Exercise prompt >>
Copy the material that follows word for word and omit its pictures.

Provided entries >>
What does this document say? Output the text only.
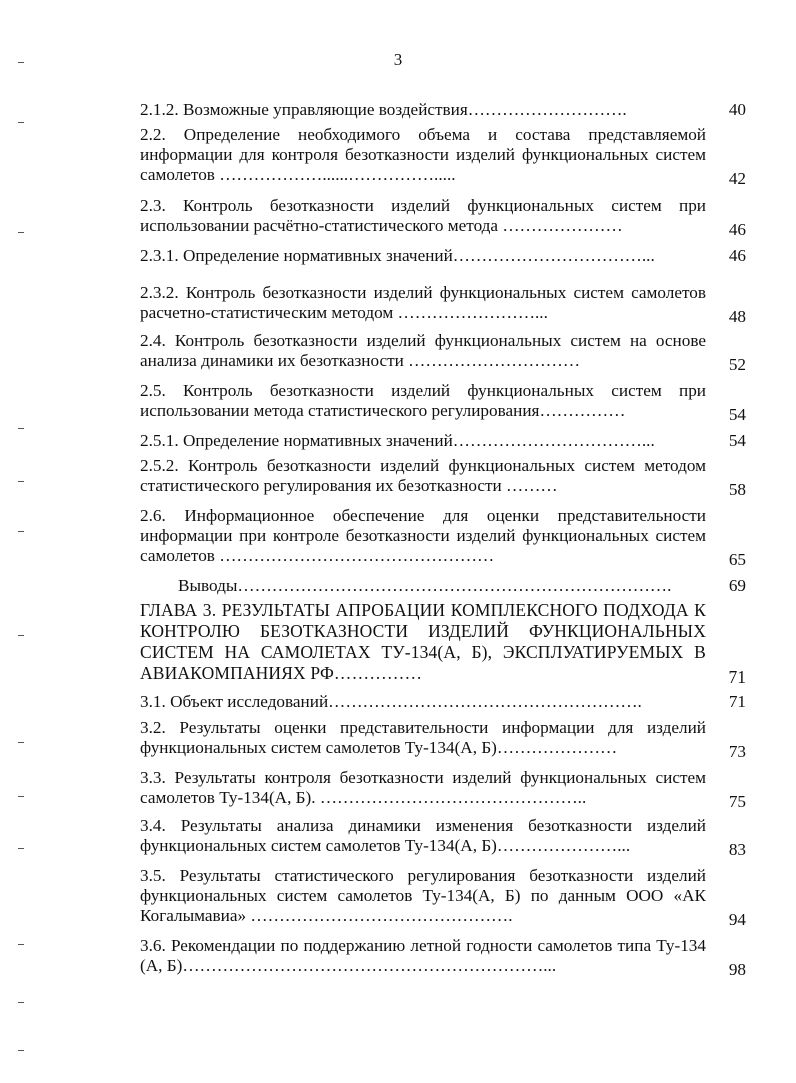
3
2.1.2. Возможные управляющие воздействия……………………….	40
2.2. Определение необходимого объема и состава представляемой информации для контроля безотказности изделий функциональных систем самолетов ………………......…………….....	42
2.3. Контроль безотказности изделий функциональных систем при использовании расчётно-статистического метода …………………	46
2.3.1. Определение нормативных значений……………………………...	46
2.3.2. Контроль безотказности изделий функциональных систем самолетов расчетно-статистическим методом ……………………...	48
2.4. Контроль безотказности изделий функциональных систем на основе анализа динамики их безотказности …………………………	52
2.5. Контроль безотказности изделий функциональных систем при использовании метода статистического регулирования……………	54
2.5.1. Определение нормативных значений……………………………...	54
2.5.2. Контроль безотказности изделий функциональных систем методом статистического регулирования их безотказности ………	58
2.6. Информационное обеспечение для оценки представительности информации при контроле безотказности изделий функциональных систем самолетов …………………………………………	65
Выводы………………………………………………………………….	69
ГЛАВА 3. РЕЗУЛЬТАТЫ АПРОБАЦИИ КОМПЛЕКСНОГО ПОДХОДА К КОНТРОЛЮ БЕЗОТКАЗНОСТИ ИЗДЕЛИЙ ФУНКЦИОНАЛЬНЫХ СИСТЕМ НА САМОЛЕТАХ ТУ-134(А, Б), ЭКСПЛУАТИРУЕМЫХ В АВИАКОМПАНИЯХ РФ……………	71
3.1. Объект исследований……………………………………………….	71
3.2. Результаты оценки представительности информации для изделий функциональных систем самолетов Ту-134(А, Б)…………………	73
3.3. Результаты контроля безотказности изделий функциональных систем самолетов Ту-134(А, Б). ………………………………………..	75
3.4. Результаты анализа динамики изменения безотказности изделий функциональных систем самолетов Ту-134(А, Б)…………………...	83
3.5. Результаты статистического регулирования безотказности изделий функциональных систем самолетов Ту-134(А, Б) по данным ООО «АК Когалымавиа» ……………………………………….	94
3.6. Рекомендации по поддержанию летной годности самолетов типа Ту-134 (А, Б)………………………………………………………...	98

Solution to this task >>
What does this document say? Output the text only.
3
2.1.2. Возможные управляющие воздействия……………………….	40
2.2. Определение необходимого объема и состава представляемой информации для контроля безотказности изделий функциональных систем самолетов ………………......…………….....	42
2.3. Контроль безотказности изделий функциональных систем при использовании расчётно-статистического метода …………………	46
2.3.1. Определение нормативных значений……………………………...	46
2.3.2. Контроль безотказности изделий функциональных систем самолетов расчетно-статистическим методом ……………………...	48
2.4. Контроль безотказности изделий функциональных систем на основе анализа динамики их безотказности …………………………	52
2.5. Контроль безотказности изделий функциональных систем при использовании метода статистического регулирования……………	54
2.5.1. Определение нормативных значений……………………………...	54
2.5.2. Контроль безотказности изделий функциональных систем методом статистического регулирования их безотказности ………	58
2.6. Информационное обеспечение для оценки представительности информации при контроле безотказности изделий функциональных систем самолетов …………………………………………	65
Выводы………………………………………………………………….	69
ГЛАВА 3. РЕЗУЛЬТАТЫ АПРОБАЦИИ КОМПЛЕКСНОГО ПОДХОДА К КОНТРОЛЮ БЕЗОТКАЗНОСТИ ИЗДЕЛИЙ ФУНКЦИОНАЛЬНЫХ СИСТЕМ НА САМОЛЕТАХ ТУ-134(А, Б), ЭКСПЛУАТИРУЕМЫХ В АВИАКОМПАНИЯХ РФ……………	71
3.1. Объект исследований……………………………………………….	71
3.2. Результаты оценки представительности информации для изделий функциональных систем самолетов Ту-134(А, Б)…………………	73
3.3. Результаты контроля безотказности изделий функциональных систем самолетов Ту-134(А, Б). ………………………………………..	75
3.4. Результаты анализа динамики изменения безотказности изделий функциональных систем самолетов Ту-134(А, Б)…………………...	83
3.5. Результаты статистического регулирования безотказности изделий функциональных систем самолетов Ту-134(А, Б) по данным ООО «АК Когалымавиа» ……………………………………….	94
3.6. Рекомендации по поддержанию летной годности самолетов типа Ту-134 (А, Б)………………………………………………………...	98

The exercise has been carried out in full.